» WHAT YOU WILL DO
Below is a block of records. Copy every line in it that contains the word "text".

» SUPPLIED RECORDS
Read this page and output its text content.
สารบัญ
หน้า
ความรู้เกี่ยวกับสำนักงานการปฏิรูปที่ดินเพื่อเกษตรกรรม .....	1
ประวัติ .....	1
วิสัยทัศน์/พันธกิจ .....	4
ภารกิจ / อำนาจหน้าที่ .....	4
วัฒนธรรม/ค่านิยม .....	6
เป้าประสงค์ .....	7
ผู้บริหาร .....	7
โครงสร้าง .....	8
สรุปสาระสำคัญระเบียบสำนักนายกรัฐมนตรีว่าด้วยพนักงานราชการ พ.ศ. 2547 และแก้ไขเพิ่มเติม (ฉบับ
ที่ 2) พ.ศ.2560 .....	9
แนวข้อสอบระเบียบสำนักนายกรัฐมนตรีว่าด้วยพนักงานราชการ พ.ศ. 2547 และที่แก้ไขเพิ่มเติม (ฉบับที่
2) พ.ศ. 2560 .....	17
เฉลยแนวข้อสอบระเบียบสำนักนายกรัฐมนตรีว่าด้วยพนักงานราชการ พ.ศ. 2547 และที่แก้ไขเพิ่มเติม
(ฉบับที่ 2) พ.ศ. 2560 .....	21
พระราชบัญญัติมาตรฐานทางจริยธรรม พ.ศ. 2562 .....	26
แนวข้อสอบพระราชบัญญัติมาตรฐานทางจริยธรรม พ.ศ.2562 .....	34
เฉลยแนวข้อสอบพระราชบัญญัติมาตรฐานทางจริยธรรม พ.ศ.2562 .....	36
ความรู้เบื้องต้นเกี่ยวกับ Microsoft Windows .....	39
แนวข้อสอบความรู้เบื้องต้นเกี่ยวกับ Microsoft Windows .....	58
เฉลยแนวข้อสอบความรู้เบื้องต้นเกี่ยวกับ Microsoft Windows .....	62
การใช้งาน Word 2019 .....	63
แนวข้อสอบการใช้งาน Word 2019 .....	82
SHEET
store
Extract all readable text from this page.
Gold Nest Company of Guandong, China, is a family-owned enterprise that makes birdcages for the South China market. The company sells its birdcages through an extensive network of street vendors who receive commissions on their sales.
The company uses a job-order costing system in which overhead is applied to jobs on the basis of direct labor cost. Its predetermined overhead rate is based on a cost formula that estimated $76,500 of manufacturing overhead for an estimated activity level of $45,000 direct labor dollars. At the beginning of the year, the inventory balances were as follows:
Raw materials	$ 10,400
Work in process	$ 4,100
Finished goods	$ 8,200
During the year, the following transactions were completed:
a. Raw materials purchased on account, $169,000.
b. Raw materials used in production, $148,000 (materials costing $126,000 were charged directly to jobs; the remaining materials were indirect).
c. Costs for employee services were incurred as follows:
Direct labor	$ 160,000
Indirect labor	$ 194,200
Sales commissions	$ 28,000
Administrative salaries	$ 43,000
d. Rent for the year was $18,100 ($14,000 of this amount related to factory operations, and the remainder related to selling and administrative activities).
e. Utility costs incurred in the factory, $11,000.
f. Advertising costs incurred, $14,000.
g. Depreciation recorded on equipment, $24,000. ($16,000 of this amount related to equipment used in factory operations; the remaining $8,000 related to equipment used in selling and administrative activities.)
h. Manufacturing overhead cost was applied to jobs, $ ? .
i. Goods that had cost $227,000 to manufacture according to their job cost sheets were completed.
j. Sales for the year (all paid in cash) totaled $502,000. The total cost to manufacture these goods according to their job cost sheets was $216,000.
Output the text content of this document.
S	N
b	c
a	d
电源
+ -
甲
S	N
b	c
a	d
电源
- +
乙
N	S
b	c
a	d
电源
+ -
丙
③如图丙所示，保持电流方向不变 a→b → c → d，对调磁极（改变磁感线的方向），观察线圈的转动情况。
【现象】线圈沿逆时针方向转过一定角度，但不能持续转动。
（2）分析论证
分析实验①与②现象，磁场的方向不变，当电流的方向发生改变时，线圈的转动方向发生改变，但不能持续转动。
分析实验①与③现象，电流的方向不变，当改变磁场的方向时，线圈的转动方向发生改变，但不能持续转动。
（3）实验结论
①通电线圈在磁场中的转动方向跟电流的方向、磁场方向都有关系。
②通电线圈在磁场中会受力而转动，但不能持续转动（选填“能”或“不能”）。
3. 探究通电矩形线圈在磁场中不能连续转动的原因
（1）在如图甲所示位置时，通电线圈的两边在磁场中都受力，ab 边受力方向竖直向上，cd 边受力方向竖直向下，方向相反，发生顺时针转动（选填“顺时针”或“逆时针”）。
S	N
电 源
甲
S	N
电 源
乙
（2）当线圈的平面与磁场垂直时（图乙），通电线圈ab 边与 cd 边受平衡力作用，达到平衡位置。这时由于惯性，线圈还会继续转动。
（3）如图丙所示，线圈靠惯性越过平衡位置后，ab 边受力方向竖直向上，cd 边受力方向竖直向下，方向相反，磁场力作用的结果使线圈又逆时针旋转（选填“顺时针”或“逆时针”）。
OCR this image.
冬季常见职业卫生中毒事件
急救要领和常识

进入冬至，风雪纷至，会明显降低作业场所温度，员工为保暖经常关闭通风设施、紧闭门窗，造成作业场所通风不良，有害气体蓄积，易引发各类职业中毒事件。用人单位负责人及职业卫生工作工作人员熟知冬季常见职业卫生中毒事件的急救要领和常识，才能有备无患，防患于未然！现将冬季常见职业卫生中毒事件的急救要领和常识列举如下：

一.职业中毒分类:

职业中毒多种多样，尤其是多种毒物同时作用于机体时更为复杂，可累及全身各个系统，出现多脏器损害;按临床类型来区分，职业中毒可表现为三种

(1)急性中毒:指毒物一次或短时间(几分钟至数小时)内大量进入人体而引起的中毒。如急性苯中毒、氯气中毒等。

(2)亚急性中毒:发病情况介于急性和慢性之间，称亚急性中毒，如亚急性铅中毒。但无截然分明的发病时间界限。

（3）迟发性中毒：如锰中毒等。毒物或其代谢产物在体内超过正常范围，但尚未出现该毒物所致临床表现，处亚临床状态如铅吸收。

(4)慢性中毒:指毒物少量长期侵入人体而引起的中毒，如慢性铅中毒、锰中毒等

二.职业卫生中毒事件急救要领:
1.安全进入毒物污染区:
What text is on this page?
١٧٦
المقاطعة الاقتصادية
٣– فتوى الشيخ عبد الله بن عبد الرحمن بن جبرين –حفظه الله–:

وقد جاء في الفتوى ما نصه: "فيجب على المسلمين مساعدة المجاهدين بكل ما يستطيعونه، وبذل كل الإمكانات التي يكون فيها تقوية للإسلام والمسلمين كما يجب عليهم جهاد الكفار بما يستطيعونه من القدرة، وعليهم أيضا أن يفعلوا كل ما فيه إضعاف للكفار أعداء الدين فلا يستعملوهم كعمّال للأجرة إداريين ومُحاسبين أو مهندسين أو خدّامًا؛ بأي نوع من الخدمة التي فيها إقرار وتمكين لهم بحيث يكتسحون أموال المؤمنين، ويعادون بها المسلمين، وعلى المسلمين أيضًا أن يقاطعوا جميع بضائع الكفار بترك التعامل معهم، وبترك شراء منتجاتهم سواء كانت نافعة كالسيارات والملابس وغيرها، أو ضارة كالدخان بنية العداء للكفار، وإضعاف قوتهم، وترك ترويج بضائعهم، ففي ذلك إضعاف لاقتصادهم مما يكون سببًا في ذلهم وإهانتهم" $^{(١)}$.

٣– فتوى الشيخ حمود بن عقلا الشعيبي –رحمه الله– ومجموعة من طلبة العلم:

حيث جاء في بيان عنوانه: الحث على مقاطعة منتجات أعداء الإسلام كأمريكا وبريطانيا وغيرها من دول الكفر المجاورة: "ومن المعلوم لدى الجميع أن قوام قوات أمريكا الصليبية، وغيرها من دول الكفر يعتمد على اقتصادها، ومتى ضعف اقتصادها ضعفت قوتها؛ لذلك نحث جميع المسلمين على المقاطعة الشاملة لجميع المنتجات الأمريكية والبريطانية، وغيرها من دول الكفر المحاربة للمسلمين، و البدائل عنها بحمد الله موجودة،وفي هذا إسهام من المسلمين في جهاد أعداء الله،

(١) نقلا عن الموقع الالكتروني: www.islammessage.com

» COMPLETED EXERCISE
Read this page and output its text content.
Extract all readable text from this page.
Output the text content of this document.
What text is on this page?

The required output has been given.